# WHAT IS BEING ASKED
Only the pictures are to be left out; set down the rest of the records exactly.

[Data excerpts]
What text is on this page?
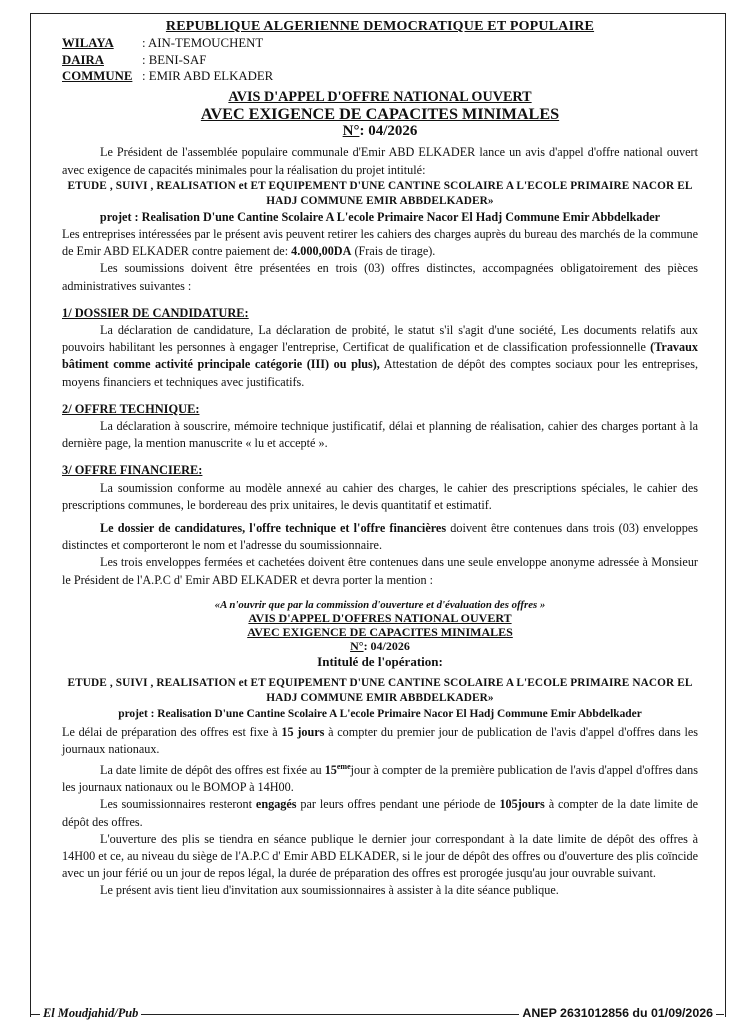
REPUBLIQUE ALGERIENNE DEMOCRATIQUE ET POPULAIRE
WILAYA	: AIN-TEMOUCHENT
DAIRA	: BENI-SAF
COMMUNE : EMIR ABD ELKADER
AVIS D'APPEL D'OFFRE NATIONAL OUVERT
AVEC EXIGENCE DE CAPACITES MINIMALES
N°: 04/2026
Le Président de l'assemblée populaire communale d'Emir ABD ELKADER lance un avis d'appel d'offre national ouvert avec exigence de capacités minimales pour la réalisation du projet intitulé:
ETUDE , SUIVI , REALISATION et ET EQUIPEMENT D'UNE CANTINE SCOLAIRE A L'ECOLE PRIMAIRE NACOR EL HADJ COMMUNE EMIR ABBDELKADER»
projet : Realisation D'une Cantine Scolaire A L'ecole Primaire Nacor El Hadj Commune Emir Abbdelkader
Les entreprises intéressées par le présent avis peuvent retirer les cahiers des charges auprès du bureau des marchés de la commune de Emir ABD ELKADER contre paiement de: 4.000,00DA (Frais de tirage).
Les soumissions doivent être présentées en trois (03) offres distinctes, accompagnées obligatoirement des pièces administratives suivantes :
1/ DOSSIER DE CANDIDATURE:
La déclaration de candidature, La déclaration de probité, le statut s'il s'agit d'une société, Les documents relatifs aux pouvoirs habilitant les personnes à engager l'entreprise, Certificat de qualification et de classification professionnelle (Travaux bâtiment comme activité principale catégorie (III) ou plus), Attestation de dépôt des comptes sociaux pour les entreprises, moyens financiers et techniques avec justificatifs.
2/ OFFRE TECHNIQUE:
La déclaration à souscrire, mémoire technique justificatif, délai et planning de réalisation, cahier des charges portant à la dernière page, la mention manuscrite « lu et accepté ».
3/ OFFRE FINANCIERE:
La soumission conforme au modèle annexé au cahier des charges, le cahier des prescriptions spéciales, le cahier des prescriptions communes, le bordereau des prix unitaires, le devis quantitatif et estimatif.
Le dossier de candidatures, l'offre technique et l'offre financières doivent être contenues dans trois (03) enveloppes distinctes et comporteront le nom et l'adresse du soumissionnaire.
Les trois enveloppes fermées et cachetées doivent être contenues dans une seule enveloppe anonyme adressée à Monsieur le Président de l'A.P.C d' Emir ABD ELKADER et devra porter la mention :
«A n'ouvrir que par la commission d'ouverture et d'évaluation des offres »
AVIS D'APPEL D'OFFRES NATIONAL OUVERT
AVEC EXIGENCE DE CAPACITES MINIMALES
N°: 04/2026
Intitulé de l'opération:
ETUDE , SUIVI , REALISATION et ET EQUIPEMENT D'UNE CANTINE SCOLAIRE A L'ECOLE PRIMAIRE NACOR EL HADJ COMMUNE EMIR ABBDELKADER»
projet : Realisation D'une Cantine Scolaire A L'ecole Primaire Nacor El Hadj Commune Emir Abbdelkader
Le délai de préparation des offres est fixe à 15 jours à compter du premier jour de publication de l'avis d'appel d'offres dans les journaux nationaux.
La date limite de dépôt des offres est fixée au 15emejour à compter de la première publication de l'avis d'appel d'offres dans les journaux nationaux ou le BOMOP à 14H00.
Les soumissionnaires resteront engagés par leurs offres pendant une période de 105jours à compter de la date limite de dépôt des offres.
L'ouverture des plis se tiendra en séance publique le dernier jour correspondant à la date limite de dépôt des offres à 14H00 et ce, au niveau du siège de l'A.P.C d' Emir ABD ELKADER, si le jour de dépôt des offres ou d'ouverture des plis coïncide avec un jour férié ou un jour de repos légal, la durée de préparation des offres est prorogée jusqu'au jour ouvrable suivant.
Le présent avis tient lieu d'invitation aux soumissionnaires à assister à la dite séance publique.
El Moudjahid/Pub	ANEP 2631012856 du 01/09/2026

# SOLUTION
What text is on this page?
REPUBLIQUE ALGERIENNE DEMOCRATIQUE ET POPULAIRE
WILAYA	: AIN-TEMOUCHENT
DAIRA	: BENI-SAF
COMMUNE : EMIR ABD ELKADER
AVIS D'APPEL D'OFFRE NATIONAL OUVERT
AVEC EXIGENCE DE CAPACITES MINIMALES
N°: 04/2026
Le Président de l'assemblée populaire communale d'Emir ABD ELKADER lance un avis d'appel d'offre national ouvert avec exigence de capacités minimales pour la réalisation du projet intitulé:
ETUDE , SUIVI , REALISATION et ET EQUIPEMENT D'UNE CANTINE SCOLAIRE A L'ECOLE PRIMAIRE NACOR EL HADJ COMMUNE EMIR ABBDELKADER»
projet : Realisation D'une Cantine Scolaire A L'ecole Primaire Nacor El Hadj Commune Emir Abbdelkader
Les entreprises intéressées par le présent avis peuvent retirer les cahiers des charges auprès du bureau des marchés de la commune de Emir ABD ELKADER contre paiement de: 4.000,00DA (Frais de tirage).
Les soumissions doivent être présentées en trois (03) offres distinctes, accompagnées obligatoirement des pièces administratives suivantes :
1/ DOSSIER DE CANDIDATURE:
La déclaration de candidature, La déclaration de probité, le statut s'il s'agit d'une société, Les documents relatifs aux pouvoirs habilitant les personnes à engager l'entreprise, Certificat de qualification et de classification professionnelle (Travaux bâtiment comme activité principale catégorie (III) ou plus), Attestation de dépôt des comptes sociaux pour les entreprises, moyens financiers et techniques avec justificatifs.
2/ OFFRE TECHNIQUE:
La déclaration à souscrire, mémoire technique justificatif, délai et planning de réalisation, cahier des charges portant à la dernière page, la mention manuscrite « lu et accepté ».
3/ OFFRE FINANCIERE:
La soumission conforme au modèle annexé au cahier des charges, le cahier des prescriptions spéciales, le cahier des prescriptions communes, le bordereau des prix unitaires, le devis quantitatif et estimatif.
Le dossier de candidatures, l'offre technique et l'offre financières doivent être contenues dans trois (03) enveloppes distinctes et comporteront le nom et l'adresse du soumissionnaire.
Les trois enveloppes fermées et cachetées doivent être contenues dans une seule enveloppe anonyme adressée à Monsieur le Président de l'A.P.C d' Emir ABD ELKADER et devra porter la mention :
«A n'ouvrir que par la commission d'ouverture et d'évaluation des offres »
AVIS D'APPEL D'OFFRES NATIONAL OUVERT
AVEC EXIGENCE DE CAPACITES MINIMALES
N°: 04/2026
Intitulé de l'opération:
ETUDE , SUIVI , REALISATION et ET EQUIPEMENT D'UNE CANTINE SCOLAIRE A L'ECOLE PRIMAIRE NACOR EL HADJ COMMUNE EMIR ABBDELKADER»
projet : Realisation D'une Cantine Scolaire A L'ecole Primaire Nacor El Hadj Commune Emir Abbdelkader
Le délai de préparation des offres est fixe à 15 jours à compter du premier jour de publication de l'avis d'appel d'offres dans les journaux nationaux.
La date limite de dépôt des offres est fixée au 15emejour à compter de la première publication de l'avis d'appel d'offres dans les journaux nationaux ou le BOMOP à 14H00.
Les soumissionnaires resteront engagés par leurs offres pendant une période de 105jours à compter de la date limite de dépôt des offres.
L'ouverture des plis se tiendra en séance publique le dernier jour correspondant à la date limite de dépôt des offres à 14H00 et ce, au niveau du siège de l'A.P.C d' Emir ABD ELKADER, si le jour de dépôt des offres ou d'ouverture des plis coïncide avec un jour férié ou un jour de repos légal, la durée de préparation des offres est prorogée jusqu'au jour ouvrable suivant.
Le présent avis tient lieu d'invitation aux soumissionnaires à assister à la dite séance publique.
El Moudjahid/Pub	ANEP 2631012856 du 01/09/2026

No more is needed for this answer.